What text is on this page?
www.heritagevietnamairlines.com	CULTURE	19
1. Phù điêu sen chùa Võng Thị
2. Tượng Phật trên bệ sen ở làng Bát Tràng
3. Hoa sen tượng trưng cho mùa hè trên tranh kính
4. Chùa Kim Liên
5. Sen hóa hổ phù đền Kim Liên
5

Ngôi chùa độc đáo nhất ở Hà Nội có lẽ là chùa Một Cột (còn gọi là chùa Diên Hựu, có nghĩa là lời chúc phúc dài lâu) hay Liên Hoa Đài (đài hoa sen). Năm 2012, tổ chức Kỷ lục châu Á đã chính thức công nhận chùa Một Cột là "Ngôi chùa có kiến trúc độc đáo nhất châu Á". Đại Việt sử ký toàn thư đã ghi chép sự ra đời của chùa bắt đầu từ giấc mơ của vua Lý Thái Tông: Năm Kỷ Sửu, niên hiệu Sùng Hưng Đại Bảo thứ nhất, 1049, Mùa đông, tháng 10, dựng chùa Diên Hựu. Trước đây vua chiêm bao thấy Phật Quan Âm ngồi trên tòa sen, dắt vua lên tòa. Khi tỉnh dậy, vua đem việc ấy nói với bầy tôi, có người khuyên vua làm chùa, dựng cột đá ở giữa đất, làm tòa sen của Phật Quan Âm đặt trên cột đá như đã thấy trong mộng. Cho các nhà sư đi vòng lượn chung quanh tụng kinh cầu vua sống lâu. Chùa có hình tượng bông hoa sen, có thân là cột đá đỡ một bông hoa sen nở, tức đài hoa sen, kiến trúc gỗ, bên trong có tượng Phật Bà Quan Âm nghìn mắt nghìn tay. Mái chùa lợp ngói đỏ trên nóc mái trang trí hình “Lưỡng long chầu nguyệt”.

- [TASK DIRECTIONS]
In the listing, find every line with the word "Liên" and state how many there are, nothing more.

- [TASK RESPONSE]
3